Your objective.
Counting only lines that hold "coba", give the total and nothing more.

-- BEGIN Supplied data --

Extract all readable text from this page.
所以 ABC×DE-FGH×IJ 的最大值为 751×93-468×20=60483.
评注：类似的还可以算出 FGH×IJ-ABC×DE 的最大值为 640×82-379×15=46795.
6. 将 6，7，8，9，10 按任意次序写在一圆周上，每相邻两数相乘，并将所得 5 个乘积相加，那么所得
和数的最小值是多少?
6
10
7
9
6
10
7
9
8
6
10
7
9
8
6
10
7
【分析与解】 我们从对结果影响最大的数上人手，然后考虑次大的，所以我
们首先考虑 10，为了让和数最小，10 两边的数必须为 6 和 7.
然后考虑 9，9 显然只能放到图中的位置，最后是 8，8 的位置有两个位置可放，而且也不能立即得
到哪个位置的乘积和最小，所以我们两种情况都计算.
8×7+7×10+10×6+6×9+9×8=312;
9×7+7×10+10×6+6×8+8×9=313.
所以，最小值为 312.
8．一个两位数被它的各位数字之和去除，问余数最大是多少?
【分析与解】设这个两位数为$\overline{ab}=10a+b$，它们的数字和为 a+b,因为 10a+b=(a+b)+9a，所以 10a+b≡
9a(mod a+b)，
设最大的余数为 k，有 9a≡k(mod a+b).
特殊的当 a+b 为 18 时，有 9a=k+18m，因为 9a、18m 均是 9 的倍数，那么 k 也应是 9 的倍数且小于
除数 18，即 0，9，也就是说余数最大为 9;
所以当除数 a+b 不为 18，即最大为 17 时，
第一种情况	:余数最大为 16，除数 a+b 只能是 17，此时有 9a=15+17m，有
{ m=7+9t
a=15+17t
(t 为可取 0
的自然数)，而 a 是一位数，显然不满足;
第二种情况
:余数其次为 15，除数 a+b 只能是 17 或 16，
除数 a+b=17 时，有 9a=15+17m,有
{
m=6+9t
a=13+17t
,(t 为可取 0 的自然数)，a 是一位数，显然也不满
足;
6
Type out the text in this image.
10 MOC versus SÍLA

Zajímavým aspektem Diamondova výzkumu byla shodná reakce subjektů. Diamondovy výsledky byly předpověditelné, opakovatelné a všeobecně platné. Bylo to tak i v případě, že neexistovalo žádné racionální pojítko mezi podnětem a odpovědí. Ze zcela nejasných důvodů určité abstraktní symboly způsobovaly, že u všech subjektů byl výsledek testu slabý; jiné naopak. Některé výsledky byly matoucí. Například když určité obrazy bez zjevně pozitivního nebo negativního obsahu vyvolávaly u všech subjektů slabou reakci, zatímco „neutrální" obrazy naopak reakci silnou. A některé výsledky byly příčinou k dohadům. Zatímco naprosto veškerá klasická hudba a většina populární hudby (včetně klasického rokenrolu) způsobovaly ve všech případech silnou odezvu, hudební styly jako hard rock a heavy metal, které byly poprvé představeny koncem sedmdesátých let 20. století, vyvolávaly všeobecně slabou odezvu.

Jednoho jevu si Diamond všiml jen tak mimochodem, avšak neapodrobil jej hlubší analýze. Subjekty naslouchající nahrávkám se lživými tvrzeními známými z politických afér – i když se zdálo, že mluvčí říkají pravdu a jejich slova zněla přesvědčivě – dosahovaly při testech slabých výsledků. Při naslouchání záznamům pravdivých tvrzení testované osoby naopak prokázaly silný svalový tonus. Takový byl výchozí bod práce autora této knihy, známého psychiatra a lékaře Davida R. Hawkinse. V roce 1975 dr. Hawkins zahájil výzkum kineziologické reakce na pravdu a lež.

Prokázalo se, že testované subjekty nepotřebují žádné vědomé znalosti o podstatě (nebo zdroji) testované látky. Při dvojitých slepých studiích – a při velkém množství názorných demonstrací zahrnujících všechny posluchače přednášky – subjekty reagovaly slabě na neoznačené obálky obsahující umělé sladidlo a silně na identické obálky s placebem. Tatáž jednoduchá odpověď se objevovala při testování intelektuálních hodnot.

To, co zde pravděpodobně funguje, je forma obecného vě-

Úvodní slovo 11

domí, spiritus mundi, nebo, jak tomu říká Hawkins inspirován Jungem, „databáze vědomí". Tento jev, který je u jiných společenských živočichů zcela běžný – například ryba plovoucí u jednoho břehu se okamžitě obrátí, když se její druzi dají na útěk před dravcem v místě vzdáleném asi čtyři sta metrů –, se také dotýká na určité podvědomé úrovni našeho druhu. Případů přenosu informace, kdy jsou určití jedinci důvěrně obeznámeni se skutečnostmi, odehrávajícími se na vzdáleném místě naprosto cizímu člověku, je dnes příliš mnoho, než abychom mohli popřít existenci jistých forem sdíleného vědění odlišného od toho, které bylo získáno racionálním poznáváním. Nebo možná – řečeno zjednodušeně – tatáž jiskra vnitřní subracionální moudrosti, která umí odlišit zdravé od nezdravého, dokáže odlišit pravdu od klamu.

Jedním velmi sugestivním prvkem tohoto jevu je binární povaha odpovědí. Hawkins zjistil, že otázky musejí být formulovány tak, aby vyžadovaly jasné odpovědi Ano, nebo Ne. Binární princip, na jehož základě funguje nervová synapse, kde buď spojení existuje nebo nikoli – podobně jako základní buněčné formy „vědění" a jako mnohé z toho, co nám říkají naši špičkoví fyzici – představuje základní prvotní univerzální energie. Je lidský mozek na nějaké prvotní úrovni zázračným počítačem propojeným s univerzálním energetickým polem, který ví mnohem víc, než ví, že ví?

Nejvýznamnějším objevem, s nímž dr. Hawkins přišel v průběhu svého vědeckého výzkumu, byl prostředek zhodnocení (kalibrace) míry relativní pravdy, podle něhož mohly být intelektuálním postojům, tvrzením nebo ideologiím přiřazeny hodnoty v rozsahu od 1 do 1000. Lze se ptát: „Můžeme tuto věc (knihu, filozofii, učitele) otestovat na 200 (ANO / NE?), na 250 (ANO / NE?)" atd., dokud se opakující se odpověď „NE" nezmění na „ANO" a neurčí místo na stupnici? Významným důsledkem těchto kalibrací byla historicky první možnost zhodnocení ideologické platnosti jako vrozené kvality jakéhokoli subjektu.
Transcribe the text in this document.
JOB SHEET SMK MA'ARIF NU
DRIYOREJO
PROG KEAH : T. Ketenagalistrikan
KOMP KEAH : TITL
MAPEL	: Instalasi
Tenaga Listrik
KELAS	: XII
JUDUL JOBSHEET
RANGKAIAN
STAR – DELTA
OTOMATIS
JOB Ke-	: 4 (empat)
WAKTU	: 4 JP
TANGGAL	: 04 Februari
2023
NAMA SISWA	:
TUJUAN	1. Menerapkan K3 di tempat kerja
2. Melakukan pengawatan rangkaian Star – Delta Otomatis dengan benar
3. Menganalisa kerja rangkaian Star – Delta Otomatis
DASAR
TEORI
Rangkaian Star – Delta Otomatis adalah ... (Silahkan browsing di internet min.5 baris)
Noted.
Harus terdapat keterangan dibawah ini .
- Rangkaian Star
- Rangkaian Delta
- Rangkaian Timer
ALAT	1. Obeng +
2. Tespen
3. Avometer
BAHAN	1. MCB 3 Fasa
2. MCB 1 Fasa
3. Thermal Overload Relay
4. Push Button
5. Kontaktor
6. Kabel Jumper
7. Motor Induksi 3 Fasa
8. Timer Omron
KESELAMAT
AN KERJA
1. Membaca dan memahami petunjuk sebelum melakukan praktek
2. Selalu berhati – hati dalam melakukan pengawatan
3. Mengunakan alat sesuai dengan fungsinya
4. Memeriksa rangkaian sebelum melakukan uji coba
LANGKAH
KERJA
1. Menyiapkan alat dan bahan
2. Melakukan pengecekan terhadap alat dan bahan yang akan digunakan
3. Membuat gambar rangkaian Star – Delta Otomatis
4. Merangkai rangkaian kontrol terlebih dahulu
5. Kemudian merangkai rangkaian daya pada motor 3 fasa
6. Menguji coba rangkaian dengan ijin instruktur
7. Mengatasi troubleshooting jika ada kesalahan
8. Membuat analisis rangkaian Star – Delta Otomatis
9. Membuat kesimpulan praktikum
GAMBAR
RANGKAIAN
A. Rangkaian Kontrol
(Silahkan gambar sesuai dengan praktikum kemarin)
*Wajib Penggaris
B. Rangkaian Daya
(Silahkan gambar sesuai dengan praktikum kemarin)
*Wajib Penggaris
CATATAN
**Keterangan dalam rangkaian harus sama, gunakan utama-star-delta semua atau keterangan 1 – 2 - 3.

-- END Supplied data --

Answer for this exercise.
2